Task brief —
Reproduce every line of the material below, but drop the pictures.

## Begin

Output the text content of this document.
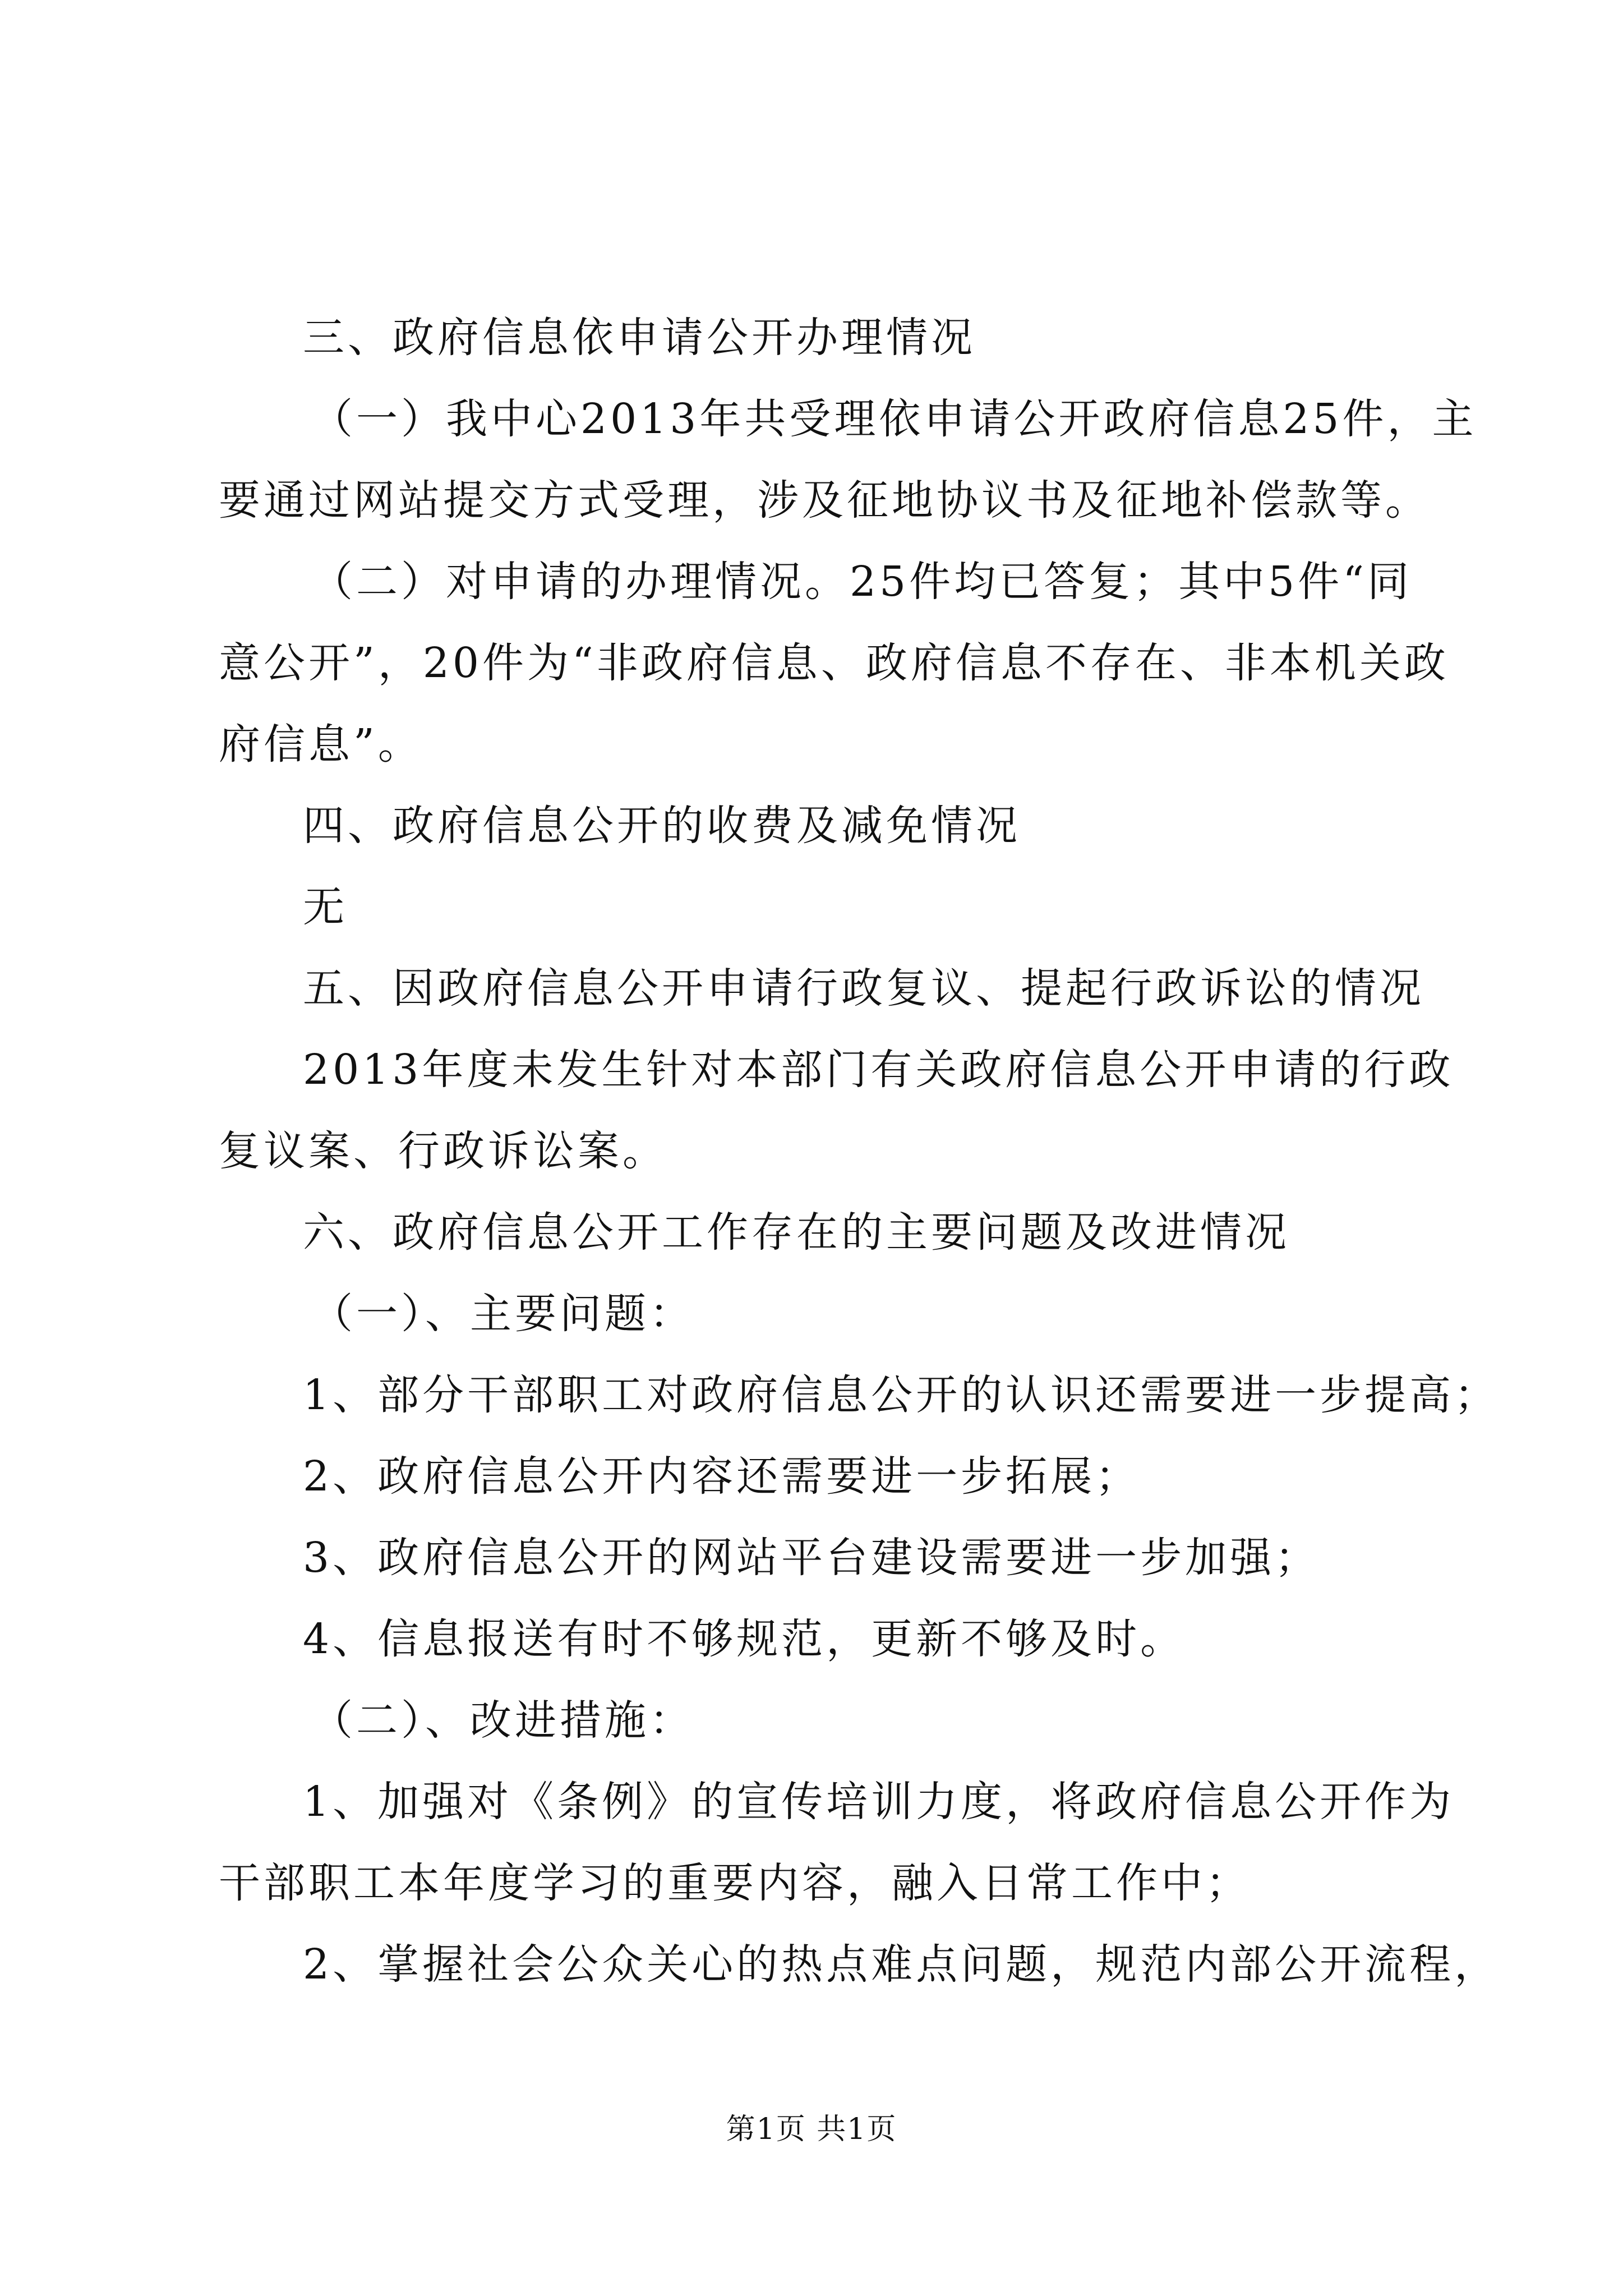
三、政府信息依申请公开办理情况
（一）我中心2013年共受理依申请公开政府信息25件，主
要通过网站提交方式受理，涉及征地协议书及征地补偿款等。
（二）对申请的办理情况。25件均已答复；其中5件“同
意公开”，20件为“非政府信息、政府信息不存在、非本机关政
府信息”。
四、政府信息公开的收费及减免情况
无
五、因政府信息公开申请行政复议、提起行政诉讼的情况
2013年度未发生针对本部门有关政府信息公开申请的行政
复议案、行政诉讼案。
六、政府信息公开工作存在的主要问题及改进情况
（一）、主要问题：
1、部分干部职工对政府信息公开的认识还需要进一步提高；
2、政府信息公开内容还需要进一步拓展；
3、政府信息公开的网站平台建设需要进一步加强；
4、信息报送有时不够规范，更新不够及时。
（二）、改进措施：
1、加强对《条例》的宣传培训力度，将政府信息公开作为
干部职工本年度学习的重要内容，融入日常工作中；
2、掌握社会公众关心的热点难点问题，规范内部公开流程，
第1页 共1页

## End

Right answer —
Output the text content of this document.
三、政府信息依申请公开办理情况
（一）我中心2013年共受理依申请公开政府信息25件，主
要通过网站提交方式受理，涉及征地协议书及征地补偿款等。
（二）对申请的办理情况。25件均已答复；其中5件“同
意公开”，20件为“非政府信息、政府信息不存在、非本机关政
府信息”。
四、政府信息公开的收费及减免情况
无
五、因政府信息公开申请行政复议、提起行政诉讼的情况
2013年度未发生针对本部门有关政府信息公开申请的行政
复议案、行政诉讼案。
六、政府信息公开工作存在的主要问题及改进情况
（一）、主要问题：
1、部分干部职工对政府信息公开的认识还需要进一步提高；
2、政府信息公开内容还需要进一步拓展；
3、政府信息公开的网站平台建设需要进一步加强；
4、信息报送有时不够规范，更新不够及时。
（二）、改进措施：
1、加强对《条例》的宣传培训力度，将政府信息公开作为
干部职工本年度学习的重要内容，融入日常工作中；
2、掌握社会公众关心的热点难点问题，规范内部公开流程，
第1页 共1页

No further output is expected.